▶ [WHAT THE TASK REQUIRES]
Output the material exactly, but drop every image it holds.

-- start of DATA FOR THIS TASK --

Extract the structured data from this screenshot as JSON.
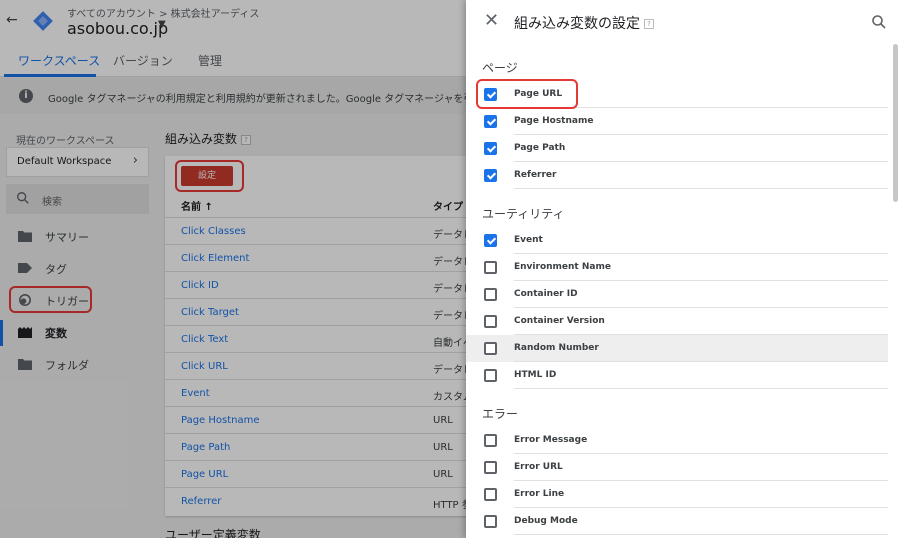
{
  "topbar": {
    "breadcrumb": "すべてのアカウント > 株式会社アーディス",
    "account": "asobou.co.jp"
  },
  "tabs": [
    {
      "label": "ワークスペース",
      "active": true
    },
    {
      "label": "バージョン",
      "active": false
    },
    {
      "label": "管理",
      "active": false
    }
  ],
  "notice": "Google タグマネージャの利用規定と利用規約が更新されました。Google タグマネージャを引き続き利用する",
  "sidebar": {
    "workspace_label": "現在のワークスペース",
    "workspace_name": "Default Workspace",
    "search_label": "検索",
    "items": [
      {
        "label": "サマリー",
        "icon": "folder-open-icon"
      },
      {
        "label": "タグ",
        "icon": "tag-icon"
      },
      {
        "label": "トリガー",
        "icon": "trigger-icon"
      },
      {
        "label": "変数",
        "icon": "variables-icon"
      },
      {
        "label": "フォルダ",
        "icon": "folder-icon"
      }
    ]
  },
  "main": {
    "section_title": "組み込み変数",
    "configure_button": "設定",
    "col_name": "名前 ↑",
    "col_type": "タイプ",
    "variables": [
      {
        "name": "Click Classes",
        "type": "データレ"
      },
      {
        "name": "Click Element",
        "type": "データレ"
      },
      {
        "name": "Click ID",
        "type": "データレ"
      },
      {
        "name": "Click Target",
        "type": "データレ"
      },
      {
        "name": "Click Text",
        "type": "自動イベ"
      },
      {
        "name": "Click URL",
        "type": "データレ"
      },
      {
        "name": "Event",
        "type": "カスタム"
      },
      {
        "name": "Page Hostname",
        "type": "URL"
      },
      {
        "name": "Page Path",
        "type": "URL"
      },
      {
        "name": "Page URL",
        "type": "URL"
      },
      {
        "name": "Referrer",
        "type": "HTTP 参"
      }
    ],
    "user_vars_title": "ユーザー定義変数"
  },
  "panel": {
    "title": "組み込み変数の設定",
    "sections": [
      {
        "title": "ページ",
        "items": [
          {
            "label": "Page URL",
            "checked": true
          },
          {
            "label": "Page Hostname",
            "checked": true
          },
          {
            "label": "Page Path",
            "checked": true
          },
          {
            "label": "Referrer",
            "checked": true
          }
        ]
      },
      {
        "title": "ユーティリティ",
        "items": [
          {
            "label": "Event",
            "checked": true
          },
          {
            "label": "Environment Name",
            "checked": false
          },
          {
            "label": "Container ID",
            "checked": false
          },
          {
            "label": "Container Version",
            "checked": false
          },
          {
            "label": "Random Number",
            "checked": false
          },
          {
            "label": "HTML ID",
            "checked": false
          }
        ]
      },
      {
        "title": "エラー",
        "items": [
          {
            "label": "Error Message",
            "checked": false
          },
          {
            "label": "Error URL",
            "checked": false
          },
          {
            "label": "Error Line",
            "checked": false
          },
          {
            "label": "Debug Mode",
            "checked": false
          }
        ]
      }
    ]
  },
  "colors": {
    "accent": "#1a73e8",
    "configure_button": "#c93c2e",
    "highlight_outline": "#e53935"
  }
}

-- end of DATA FOR THIS TASK --

▶ [REPLY]
Extract the structured data from this screenshot as JSON.
{
  "topbar": {
    "breadcrumb": "すべてのアカウント > 株式会社アーディス",
    "account": "asobou.co.jp"
  },
  "tabs": [
    {
      "label": "ワークスペース",
      "active": true
    },
    {
      "label": "バージョン",
      "active": false
    },
    {
      "label": "管理",
      "active": false
    }
  ],
  "notice": "Google タグマネージャの利用規定と利用規約が更新されました。Google タグマネージャを引き続き利用する",
  "sidebar": {
    "workspace_label": "現在のワークスペース",
    "workspace_name": "Default Workspace",
    "search_label": "検索",
    "items": [
      {
        "label": "サマリー",
        "icon": "folder-open-icon"
      },
      {
        "label": "タグ",
        "icon": "tag-icon"
      },
      {
        "label": "トリガー",
        "icon": "trigger-icon"
      },
      {
        "label": "変数",
        "icon": "variables-icon"
      },
      {
        "label": "フォルダ",
        "icon": "folder-icon"
      }
    ]
  },
  "main": {
    "section_title": "組み込み変数",
    "configure_button": "設定",
    "col_name": "名前 ↑",
    "col_type": "タイプ",
    "variables": [
      {
        "name": "Click Classes",
        "type": "データレ"
      },
      {
        "name": "Click Element",
        "type": "データレ"
      },
      {
        "name": "Click ID",
        "type": "データレ"
      },
      {
        "name": "Click Target",
        "type": "データレ"
      },
      {
        "name": "Click Text",
        "type": "自動イベ"
      },
      {
        "name": "Click URL",
        "type": "データレ"
      },
      {
        "name": "Event",
        "type": "カスタム"
      },
      {
        "name": "Page Hostname",
        "type": "URL"
      },
      {
        "name": "Page Path",
        "type": "URL"
      },
      {
        "name": "Page URL",
        "type": "URL"
      },
      {
        "name": "Referrer",
        "type": "HTTP 参"
      }
    ],
    "user_vars_title": "ユーザー定義変数"
  },
  "panel": {
    "title": "組み込み変数の設定",
    "sections": [
      {
        "title": "ページ",
        "items": [
          {
            "label": "Page URL",
            "checked": true
          },
          {
            "label": "Page Hostname",
            "checked": true
          },
          {
            "label": "Page Path",
            "checked": true
          },
          {
            "label": "Referrer",
            "checked": true
          }
        ]
      },
      {
        "title": "ユーティリティ",
        "items": [
          {
            "label": "Event",
            "checked": true
          },
          {
            "label": "Environment Name",
            "checked": false
          },
          {
            "label": "Container ID",
            "checked": false
          },
          {
            "label": "Container Version",
            "checked": false
          },
          {
            "label": "Random Number",
            "checked": false
          },
          {
            "label": "HTML ID",
            "checked": false
          }
        ]
      },
      {
        "title": "エラー",
        "items": [
          {
            "label": "Error Message",
            "checked": false
          },
          {
            "label": "Error URL",
            "checked": false
          },
          {
            "label": "Error Line",
            "checked": false
          },
          {
            "label": "Debug Mode",
            "checked": false
          }
        ]
      }
    ]
  },
  "colors": {
    "accent": "#1a73e8",
    "configure_button": "#c93c2e",
    "highlight_outline": "#e53935"
  }
}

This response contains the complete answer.